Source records
════
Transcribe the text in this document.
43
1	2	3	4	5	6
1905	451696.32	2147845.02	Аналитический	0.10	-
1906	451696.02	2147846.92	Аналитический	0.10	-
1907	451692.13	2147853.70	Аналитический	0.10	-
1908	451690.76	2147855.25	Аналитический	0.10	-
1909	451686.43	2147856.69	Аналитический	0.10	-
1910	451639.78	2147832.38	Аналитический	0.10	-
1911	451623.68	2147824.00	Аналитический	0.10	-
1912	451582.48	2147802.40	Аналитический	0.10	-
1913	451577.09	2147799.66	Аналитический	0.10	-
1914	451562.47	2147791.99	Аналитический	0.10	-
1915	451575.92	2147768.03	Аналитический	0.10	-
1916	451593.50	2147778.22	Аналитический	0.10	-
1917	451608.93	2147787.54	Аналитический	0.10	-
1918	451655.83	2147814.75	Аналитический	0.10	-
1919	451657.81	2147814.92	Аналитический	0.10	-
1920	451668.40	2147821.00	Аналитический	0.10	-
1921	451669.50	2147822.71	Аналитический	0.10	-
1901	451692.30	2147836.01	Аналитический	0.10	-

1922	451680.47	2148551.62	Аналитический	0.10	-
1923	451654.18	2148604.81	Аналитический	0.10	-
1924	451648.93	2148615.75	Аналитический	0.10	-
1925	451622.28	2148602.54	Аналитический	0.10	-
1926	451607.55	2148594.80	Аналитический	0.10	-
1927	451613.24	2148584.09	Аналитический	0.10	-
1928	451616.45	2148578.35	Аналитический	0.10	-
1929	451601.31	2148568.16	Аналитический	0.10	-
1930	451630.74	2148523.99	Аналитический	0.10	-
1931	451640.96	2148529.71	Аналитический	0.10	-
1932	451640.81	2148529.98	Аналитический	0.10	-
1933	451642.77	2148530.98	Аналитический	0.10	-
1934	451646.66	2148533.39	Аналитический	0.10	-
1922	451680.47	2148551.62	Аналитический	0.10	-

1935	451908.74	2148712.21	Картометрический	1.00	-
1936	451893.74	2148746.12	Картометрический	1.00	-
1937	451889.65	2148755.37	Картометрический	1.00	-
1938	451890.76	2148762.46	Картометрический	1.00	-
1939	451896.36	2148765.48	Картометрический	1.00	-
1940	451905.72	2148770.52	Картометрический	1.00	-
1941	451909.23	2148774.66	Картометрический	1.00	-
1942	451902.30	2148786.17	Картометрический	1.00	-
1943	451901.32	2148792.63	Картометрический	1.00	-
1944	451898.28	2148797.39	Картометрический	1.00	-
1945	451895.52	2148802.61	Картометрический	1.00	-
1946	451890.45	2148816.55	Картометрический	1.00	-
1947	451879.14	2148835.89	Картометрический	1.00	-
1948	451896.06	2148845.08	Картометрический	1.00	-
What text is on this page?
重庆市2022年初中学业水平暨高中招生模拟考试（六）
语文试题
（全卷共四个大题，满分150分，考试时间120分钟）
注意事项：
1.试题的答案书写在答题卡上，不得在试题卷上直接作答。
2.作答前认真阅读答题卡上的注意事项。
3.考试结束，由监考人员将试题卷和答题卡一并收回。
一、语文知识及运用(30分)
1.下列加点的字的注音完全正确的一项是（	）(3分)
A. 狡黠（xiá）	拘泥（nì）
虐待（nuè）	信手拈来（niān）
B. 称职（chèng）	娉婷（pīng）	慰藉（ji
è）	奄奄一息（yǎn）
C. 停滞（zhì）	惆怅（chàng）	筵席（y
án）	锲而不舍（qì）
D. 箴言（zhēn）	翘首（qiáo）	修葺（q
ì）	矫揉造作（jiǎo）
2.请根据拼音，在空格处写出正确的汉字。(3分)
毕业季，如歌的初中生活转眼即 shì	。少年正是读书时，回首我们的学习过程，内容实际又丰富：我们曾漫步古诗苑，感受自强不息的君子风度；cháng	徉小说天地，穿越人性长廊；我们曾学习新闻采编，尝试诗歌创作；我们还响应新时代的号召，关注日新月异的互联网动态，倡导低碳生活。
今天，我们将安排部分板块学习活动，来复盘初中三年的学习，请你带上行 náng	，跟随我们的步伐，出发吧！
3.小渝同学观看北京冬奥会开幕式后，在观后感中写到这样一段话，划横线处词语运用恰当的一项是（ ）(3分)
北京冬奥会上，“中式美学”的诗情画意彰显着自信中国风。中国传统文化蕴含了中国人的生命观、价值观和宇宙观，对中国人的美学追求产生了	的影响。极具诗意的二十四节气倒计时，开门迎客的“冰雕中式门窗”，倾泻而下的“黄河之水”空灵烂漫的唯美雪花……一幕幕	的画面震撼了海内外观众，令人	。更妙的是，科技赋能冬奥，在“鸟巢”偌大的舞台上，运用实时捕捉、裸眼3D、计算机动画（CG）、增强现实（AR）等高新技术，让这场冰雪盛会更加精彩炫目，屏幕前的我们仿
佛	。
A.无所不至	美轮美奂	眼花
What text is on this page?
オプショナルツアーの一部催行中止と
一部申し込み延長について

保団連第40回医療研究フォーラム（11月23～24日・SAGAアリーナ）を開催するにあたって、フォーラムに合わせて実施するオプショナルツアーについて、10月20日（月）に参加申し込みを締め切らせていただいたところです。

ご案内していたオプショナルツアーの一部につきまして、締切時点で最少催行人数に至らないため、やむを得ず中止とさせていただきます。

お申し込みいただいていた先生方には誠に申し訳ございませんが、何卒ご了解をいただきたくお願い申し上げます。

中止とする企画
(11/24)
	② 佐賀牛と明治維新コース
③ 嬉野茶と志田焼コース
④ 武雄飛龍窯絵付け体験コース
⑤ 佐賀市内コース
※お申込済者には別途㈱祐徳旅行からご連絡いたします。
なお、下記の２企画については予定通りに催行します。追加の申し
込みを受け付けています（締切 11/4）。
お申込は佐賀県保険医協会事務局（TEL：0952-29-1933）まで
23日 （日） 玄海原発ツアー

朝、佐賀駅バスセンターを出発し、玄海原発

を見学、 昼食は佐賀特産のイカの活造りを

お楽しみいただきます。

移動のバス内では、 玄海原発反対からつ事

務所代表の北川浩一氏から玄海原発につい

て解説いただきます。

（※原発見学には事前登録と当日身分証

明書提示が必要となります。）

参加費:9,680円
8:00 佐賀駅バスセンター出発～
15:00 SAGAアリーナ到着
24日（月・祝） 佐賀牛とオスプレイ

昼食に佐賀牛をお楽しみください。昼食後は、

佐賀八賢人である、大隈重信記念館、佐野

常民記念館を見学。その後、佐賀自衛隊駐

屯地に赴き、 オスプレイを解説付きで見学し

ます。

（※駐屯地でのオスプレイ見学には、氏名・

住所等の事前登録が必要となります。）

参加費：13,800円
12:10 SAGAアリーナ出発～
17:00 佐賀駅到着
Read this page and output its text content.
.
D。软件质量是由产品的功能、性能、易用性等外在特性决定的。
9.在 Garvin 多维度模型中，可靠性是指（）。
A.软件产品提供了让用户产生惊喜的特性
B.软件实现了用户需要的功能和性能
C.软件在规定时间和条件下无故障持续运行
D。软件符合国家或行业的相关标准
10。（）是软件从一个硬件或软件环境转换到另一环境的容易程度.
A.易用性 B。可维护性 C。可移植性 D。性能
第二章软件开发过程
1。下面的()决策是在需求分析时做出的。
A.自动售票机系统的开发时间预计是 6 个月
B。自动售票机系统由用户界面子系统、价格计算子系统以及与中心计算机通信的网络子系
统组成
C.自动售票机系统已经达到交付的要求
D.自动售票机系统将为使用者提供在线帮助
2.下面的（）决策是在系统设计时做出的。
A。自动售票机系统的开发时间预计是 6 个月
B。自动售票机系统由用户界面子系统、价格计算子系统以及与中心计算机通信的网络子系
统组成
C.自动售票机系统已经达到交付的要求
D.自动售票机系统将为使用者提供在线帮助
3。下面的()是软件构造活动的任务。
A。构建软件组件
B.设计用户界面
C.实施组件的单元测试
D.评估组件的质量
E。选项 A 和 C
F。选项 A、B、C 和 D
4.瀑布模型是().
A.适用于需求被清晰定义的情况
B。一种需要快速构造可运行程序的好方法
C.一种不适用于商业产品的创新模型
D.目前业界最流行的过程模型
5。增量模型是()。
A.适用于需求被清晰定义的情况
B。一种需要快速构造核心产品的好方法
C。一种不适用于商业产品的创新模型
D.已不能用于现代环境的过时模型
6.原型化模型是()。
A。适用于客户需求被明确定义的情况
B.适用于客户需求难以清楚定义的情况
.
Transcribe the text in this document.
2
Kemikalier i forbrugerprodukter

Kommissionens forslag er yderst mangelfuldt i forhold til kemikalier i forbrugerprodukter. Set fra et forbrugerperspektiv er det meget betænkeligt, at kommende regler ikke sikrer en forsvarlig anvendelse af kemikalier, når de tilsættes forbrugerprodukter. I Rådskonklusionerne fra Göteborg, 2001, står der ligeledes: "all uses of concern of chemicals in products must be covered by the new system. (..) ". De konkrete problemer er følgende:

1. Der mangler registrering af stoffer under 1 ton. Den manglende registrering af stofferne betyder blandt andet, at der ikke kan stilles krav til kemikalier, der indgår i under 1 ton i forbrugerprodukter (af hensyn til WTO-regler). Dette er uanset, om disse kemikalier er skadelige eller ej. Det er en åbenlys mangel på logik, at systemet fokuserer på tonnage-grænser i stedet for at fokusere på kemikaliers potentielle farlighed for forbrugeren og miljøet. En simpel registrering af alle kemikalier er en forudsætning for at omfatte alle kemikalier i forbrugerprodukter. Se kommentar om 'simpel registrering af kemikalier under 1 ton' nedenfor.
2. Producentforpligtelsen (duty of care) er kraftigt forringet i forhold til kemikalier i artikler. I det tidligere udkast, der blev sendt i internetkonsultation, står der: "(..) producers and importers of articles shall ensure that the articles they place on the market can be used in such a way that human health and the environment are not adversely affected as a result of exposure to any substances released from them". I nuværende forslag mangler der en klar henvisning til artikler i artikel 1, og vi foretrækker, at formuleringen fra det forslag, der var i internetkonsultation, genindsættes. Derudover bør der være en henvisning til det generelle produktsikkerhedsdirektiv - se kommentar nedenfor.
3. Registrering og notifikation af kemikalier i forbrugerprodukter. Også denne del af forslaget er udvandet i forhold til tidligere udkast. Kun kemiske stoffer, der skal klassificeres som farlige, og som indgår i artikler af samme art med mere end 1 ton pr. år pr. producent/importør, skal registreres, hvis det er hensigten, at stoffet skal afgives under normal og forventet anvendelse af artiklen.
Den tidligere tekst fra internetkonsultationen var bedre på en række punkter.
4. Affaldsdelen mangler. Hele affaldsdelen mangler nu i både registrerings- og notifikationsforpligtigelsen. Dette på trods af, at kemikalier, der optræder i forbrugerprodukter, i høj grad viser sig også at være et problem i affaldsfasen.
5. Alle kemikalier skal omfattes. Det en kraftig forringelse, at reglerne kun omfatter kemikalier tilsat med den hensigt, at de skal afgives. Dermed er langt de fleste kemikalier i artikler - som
════
*Aim of the task*
From the listing above, pick out every line containing "自动售票机系统的开发时间预计是".

*Solution*
A.自动售票机系统的开发时间预计是 6 个月
A。自动售票机系统的开发时间预计是 6 个月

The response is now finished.